To be done |
Can you pull out each line of the data below that includes the word "иных"?

Task inputs |
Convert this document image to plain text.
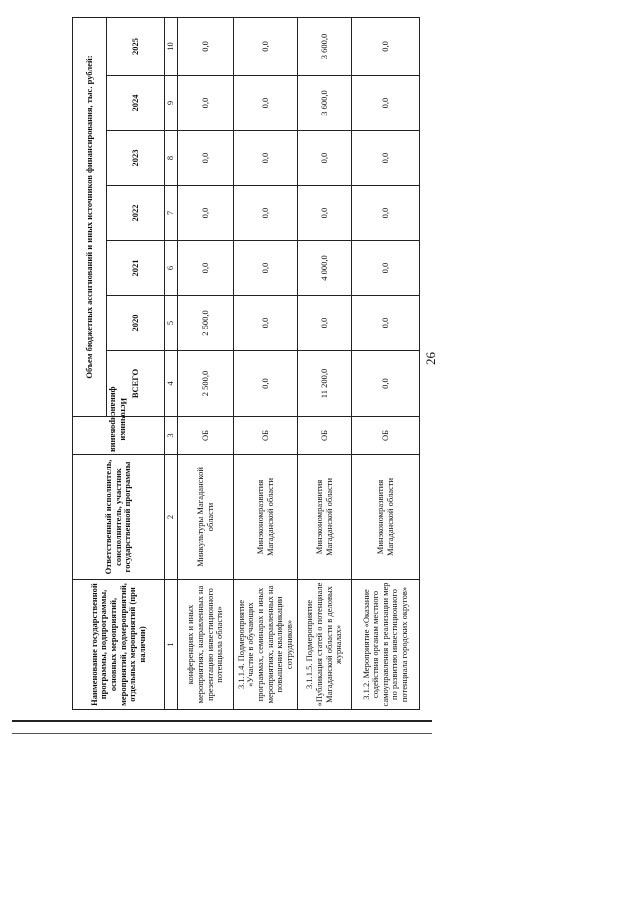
Наименование государственной программы, подпрограммы, основных мероприятий, мероприятий, подмероприятий, отдельных мероприятий (при наличии)	Ответственный исполнитель, соисполнитель, участник государственной программы	Источники финансирования	Объем бюджетных ассигнований и иных источников финансирования, тыс. рублей:						
			ВСЕГО	2020	2021	2022	2023	2024	2025
1	2	3	4	5	6	7	8	9	10
конференциях и иных мероприятиях, направленных на презентацию инвестиционного потенциала области»	Минкультуры Магаданской области	ОБ	2 500,0	2 500,0	0,0	0,0	0,0	0,0	0,0
3.1.1.4. Подмероприятие «Участие в обучающих программах, семинарах и иных мероприятиях, направленных на повышение квалификации сотрудников»	Минэкономразвития Магаданской области	ОБ	0,0	0,0	0,0	0,0	0,0	0,0	0,0
3.1.1.5. Подмероприятие «Публикация статей о потенциале Магаданской области в деловых журналах»	Минэкономразвития Магаданской области	ОБ	11 200,0	0,0	4 000,0	0,0	0,0	3 600,0	3 600,0
3.1.2. Мероприятие «Оказание содействия органам местного самоуправления в реализации мер по развитию инвестиционного потенциала городских округов»	Минэкономразвития Магаданской области	ОБ	0,0	0,0	0,0	0,0	0,0	0,0	0,0
26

Result below |
Наименование государственной программы, подпрограммы, основных мероприятий, мероприятий, подмероприятий, отдельных мероприятий (при наличии)	Ответственный исполнитель, соисполнитель, участник государственной программы	Источники финансирования	Объем бюджетных ассигнований и иных источников финансирования, тыс. рублей:						
конференциях и иных мероприятиях, направленных на презентацию инвестиционного потенциала области»	Минкультуры Магаданской области	ОБ	2 500,0	2 500,0	0,0	0,0	0,0	0,0	0,0
3.1.1.4. Подмероприятие «Участие в обучающих программах, семинарах и иных мероприятиях, направленных на повышение квалификации сотрудников»	Минэкономразвития Магаданской области	ОБ	0,0	0,0	0,0	0,0	0,0	0,0	0,0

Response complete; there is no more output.